No act of the Legislature can validly alter, modify or diminish the State's duty as Trustee of the school land trust to administer it in a manner most beneficial to the trust estate and in a manner which obtains the maximum benefit in return from the use of trust property or loan of trust funds.

Nigh, 642 P.2d at 236.

¶ 11 The Commissioners, as managers of the sacred trust, have an obligation to manage the trust solely for the uses and purposes designed in the Enabling Act, and have an obligation to maximize returns from the use of the trust properties. Under this authority, timberland or other real estate investments could be authorized only if such investments fulfilled the manifest objective of the Enabling Act provisions to obtain maximum benefit in return from the use of trust funds. Whether the purchase of timberland or other real estate would meet this high burden of obtaining the maximum benefit in return from the use of trust funds is a question of fact which cannot be answered in an Attorney General Opinion, as opinions are limited to answering questions of law. 74 O.S. 2001, § 18b[74-18b] (A)(5).

¶ 12 Even assuming such investments would provide the maximum benefit to the trust beneficiaries, those managing the sacred school land trusts are not authorized to make such investments absent rules and regulations prescribed by the Legislature. Enabling Act, § 9, at 274. We must, therefore, determine whether the Oklahoma Legislature has authorized the purchase of timberland or other real estate.

III. Constitutional And Statutory Provisions Regarding The School Fund Trust ¶ 13 As stated, no disposition of school trust lands or funds can be made that conflicts either with the terms and purposes of the grant in the Enabling Act, or the provisions of the Constitution relating to such lands and funds. Nigh,642 P.2d at 235. Thus, a review of the Oklahoma Constitution and statutes is in order.

Information given:
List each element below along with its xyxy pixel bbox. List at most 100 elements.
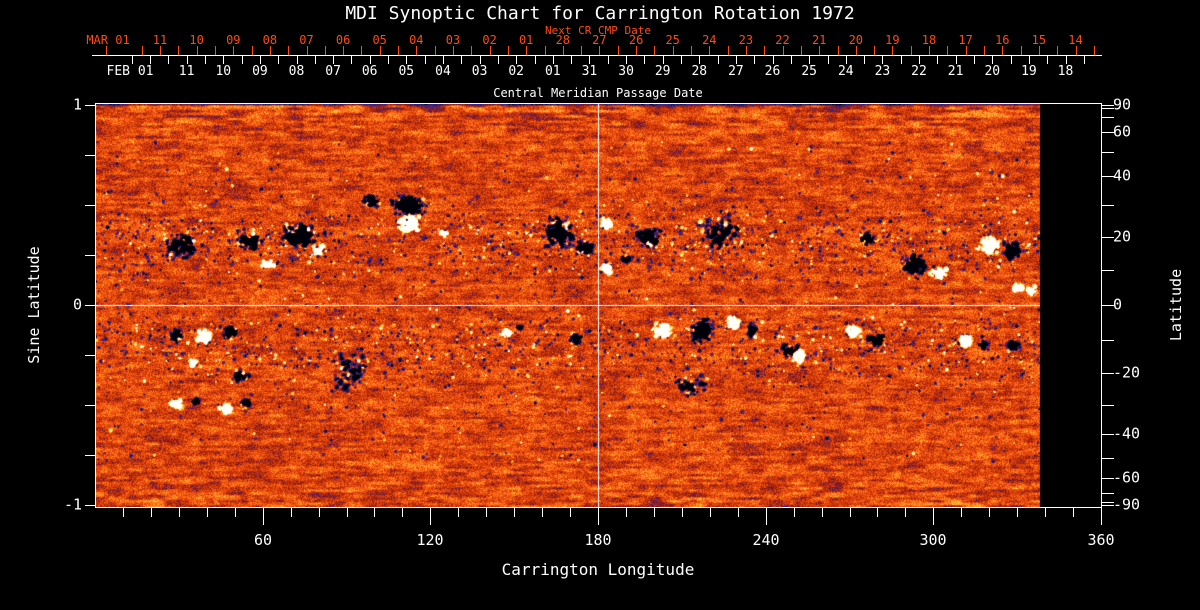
--
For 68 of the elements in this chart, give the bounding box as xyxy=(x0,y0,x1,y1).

Given problem:
Quote the passage on the school land trust from "No act of the" to "P.2d at 236.". The data has no connection to the passage on the school land trust.

Correct response:
No act of the Legislature can validly alter, modify or diminish the State's duty as Trustee of the school land trust to administer it in a manner most beneficial to the trust estate and in a manner which obtains the maximum benefit in return from the use of trust property or loan of trust funds.

Nigh, 642 P.2d at 236.